#### [Direction]
What is the number of lines in the entries below that include the word "Tours"? Provide the number only.

------------

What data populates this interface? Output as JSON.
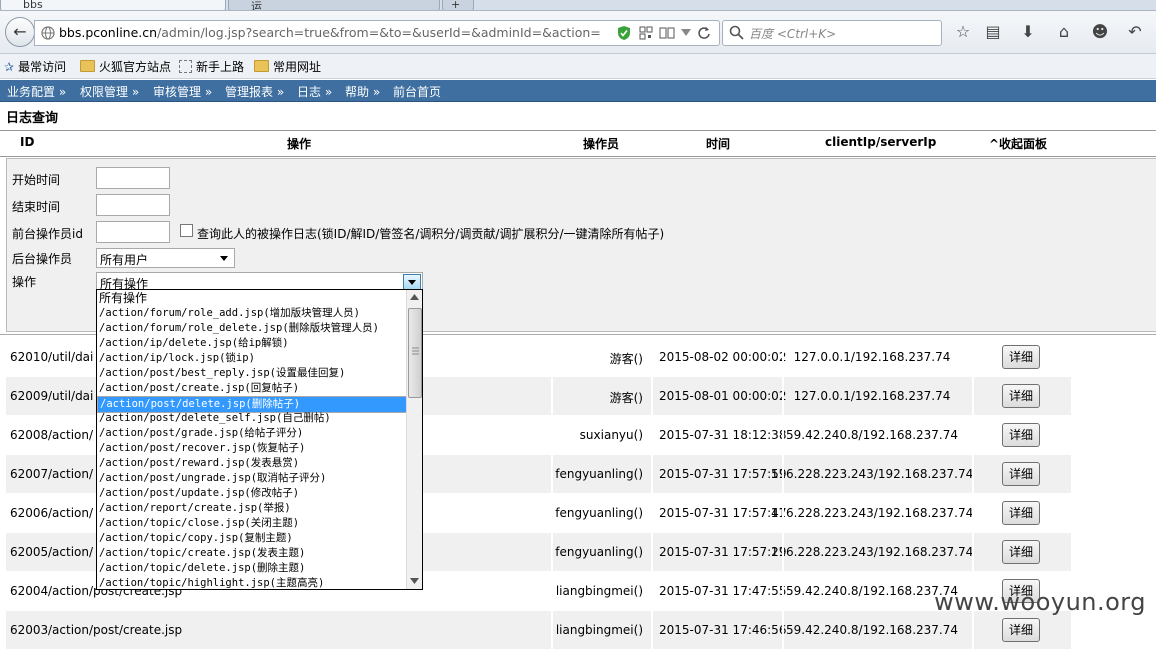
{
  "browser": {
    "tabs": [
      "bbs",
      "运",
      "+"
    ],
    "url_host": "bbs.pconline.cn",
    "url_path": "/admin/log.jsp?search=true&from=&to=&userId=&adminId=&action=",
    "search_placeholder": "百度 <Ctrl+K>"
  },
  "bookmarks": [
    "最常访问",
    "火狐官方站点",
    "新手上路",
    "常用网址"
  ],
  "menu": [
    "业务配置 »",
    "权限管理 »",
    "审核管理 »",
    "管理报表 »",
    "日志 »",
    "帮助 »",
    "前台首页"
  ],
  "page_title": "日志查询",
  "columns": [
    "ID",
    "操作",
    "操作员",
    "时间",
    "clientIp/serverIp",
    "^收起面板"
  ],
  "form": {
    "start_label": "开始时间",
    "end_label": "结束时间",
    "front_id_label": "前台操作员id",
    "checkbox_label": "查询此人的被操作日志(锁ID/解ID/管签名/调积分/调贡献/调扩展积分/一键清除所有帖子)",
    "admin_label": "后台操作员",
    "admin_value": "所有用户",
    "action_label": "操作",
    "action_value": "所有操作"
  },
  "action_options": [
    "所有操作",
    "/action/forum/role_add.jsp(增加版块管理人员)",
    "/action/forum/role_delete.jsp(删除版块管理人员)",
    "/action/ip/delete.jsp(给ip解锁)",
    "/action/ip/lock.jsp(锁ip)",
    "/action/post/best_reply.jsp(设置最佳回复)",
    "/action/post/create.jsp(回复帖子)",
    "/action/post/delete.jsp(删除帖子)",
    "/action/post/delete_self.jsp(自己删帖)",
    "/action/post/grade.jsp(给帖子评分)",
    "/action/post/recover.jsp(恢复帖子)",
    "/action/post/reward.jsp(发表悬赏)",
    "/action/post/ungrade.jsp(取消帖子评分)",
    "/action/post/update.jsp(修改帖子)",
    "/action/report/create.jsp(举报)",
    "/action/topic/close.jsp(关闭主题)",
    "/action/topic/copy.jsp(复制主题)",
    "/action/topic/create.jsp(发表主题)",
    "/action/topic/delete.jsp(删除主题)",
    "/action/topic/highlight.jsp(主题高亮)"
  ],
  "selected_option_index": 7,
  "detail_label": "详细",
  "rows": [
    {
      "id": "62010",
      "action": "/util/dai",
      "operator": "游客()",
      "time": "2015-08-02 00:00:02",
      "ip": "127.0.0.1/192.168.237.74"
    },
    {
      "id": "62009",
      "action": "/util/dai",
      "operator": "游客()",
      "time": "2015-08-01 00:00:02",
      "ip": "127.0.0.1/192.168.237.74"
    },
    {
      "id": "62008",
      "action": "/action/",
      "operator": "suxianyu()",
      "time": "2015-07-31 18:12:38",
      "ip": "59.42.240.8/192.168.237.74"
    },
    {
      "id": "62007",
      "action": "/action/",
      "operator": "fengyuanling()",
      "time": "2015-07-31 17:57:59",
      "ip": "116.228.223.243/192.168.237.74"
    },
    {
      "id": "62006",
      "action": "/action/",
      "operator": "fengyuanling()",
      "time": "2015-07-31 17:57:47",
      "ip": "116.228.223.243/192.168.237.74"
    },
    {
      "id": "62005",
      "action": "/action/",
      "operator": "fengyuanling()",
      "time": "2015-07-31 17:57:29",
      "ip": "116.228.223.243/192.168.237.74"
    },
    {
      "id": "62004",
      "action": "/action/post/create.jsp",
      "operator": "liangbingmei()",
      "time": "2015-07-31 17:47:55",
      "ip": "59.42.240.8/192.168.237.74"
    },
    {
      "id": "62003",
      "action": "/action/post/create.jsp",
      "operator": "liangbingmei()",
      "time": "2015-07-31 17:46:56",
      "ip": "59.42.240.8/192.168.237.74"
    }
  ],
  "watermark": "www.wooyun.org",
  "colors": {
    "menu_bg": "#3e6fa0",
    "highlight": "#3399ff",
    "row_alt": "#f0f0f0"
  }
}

------------

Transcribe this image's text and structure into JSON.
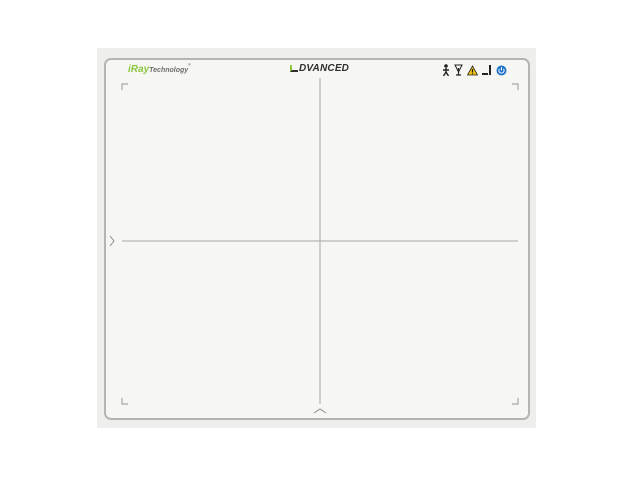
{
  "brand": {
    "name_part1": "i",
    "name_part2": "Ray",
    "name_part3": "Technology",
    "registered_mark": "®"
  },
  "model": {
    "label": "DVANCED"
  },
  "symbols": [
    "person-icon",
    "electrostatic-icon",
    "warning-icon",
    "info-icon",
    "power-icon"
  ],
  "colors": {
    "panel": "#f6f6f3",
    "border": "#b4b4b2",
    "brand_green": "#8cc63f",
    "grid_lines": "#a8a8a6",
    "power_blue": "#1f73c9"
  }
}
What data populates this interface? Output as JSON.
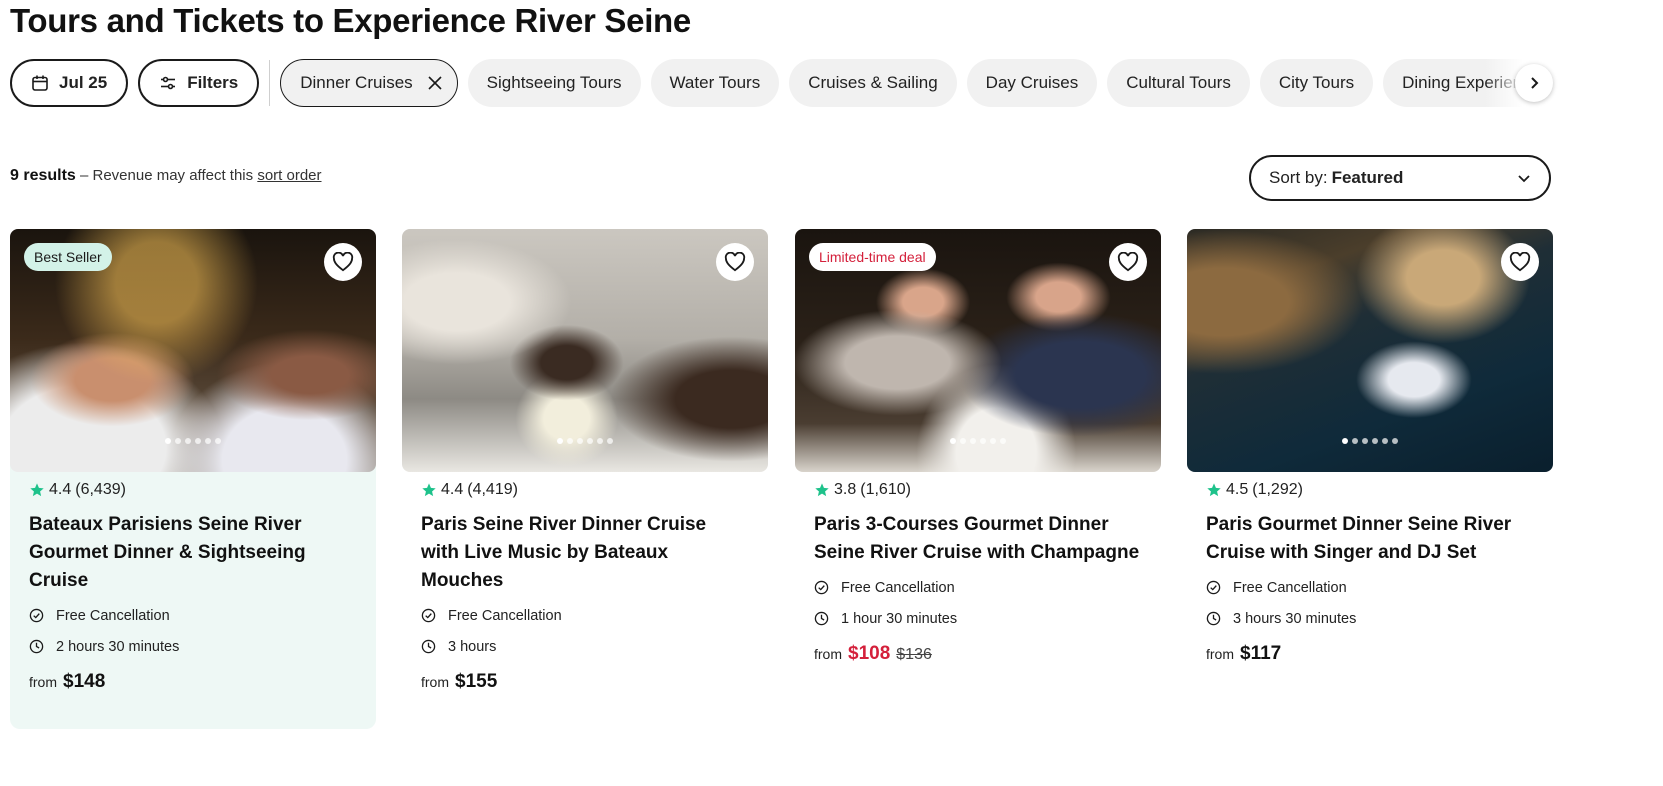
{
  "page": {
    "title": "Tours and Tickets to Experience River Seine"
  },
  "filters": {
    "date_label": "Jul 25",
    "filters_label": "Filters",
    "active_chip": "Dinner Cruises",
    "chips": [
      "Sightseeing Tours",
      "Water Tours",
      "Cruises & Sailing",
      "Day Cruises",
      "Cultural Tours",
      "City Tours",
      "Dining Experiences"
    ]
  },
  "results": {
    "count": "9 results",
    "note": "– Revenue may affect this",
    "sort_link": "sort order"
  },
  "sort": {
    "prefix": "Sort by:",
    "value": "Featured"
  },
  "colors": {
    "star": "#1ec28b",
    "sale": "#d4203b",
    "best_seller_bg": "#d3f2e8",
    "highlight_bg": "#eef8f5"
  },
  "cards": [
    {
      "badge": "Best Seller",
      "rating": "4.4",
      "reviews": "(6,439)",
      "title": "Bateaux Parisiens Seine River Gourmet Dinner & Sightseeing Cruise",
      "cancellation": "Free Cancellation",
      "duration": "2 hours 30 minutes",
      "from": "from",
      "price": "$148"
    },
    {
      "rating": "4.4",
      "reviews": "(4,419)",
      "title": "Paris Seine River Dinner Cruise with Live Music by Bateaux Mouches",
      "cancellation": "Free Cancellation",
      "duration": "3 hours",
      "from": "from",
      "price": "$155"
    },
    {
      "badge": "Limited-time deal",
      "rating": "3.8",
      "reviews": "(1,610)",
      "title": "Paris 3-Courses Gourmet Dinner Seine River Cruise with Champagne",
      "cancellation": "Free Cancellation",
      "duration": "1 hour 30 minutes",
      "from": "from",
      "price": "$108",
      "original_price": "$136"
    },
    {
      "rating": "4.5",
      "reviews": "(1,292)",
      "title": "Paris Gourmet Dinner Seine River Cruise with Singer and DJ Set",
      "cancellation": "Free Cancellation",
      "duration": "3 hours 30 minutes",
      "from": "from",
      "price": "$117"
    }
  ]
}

------------

#### [Answer]
5